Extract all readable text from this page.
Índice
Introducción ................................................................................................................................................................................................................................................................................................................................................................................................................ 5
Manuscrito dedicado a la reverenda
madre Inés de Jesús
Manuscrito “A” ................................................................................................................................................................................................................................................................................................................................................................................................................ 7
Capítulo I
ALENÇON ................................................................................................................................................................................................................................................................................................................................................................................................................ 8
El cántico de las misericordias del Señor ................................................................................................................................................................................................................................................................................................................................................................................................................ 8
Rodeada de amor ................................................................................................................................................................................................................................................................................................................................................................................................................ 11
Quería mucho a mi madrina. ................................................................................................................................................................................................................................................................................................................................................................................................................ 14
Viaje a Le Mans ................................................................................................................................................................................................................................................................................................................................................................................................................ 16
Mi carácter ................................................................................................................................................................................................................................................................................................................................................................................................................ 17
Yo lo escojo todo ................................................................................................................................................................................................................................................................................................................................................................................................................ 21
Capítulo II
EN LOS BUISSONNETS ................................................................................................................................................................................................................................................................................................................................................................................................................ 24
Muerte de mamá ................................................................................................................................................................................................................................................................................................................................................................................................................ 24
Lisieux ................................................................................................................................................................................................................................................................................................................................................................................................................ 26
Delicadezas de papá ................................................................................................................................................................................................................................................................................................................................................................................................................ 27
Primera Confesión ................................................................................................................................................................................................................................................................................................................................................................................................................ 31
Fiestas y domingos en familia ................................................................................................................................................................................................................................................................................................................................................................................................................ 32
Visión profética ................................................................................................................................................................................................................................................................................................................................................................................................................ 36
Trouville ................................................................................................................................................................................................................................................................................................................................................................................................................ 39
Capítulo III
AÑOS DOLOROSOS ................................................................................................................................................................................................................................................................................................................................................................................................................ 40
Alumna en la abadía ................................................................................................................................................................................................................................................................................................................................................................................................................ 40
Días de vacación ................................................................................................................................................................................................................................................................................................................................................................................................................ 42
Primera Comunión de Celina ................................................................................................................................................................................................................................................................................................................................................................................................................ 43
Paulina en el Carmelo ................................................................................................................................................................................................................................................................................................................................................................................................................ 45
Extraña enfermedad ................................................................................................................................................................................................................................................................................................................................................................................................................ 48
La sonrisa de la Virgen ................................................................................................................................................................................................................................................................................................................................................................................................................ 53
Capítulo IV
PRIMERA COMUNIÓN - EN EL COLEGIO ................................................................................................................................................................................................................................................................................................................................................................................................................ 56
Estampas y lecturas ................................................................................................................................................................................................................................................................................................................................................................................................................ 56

Exercise> From the listing above, pick out every line containing "Manuscrito".

Solution>
Manuscrito dedicado a la reverenda
Manuscrito “A” ................................................................................................................................................................................................................................................................................................................................................................................................................ 7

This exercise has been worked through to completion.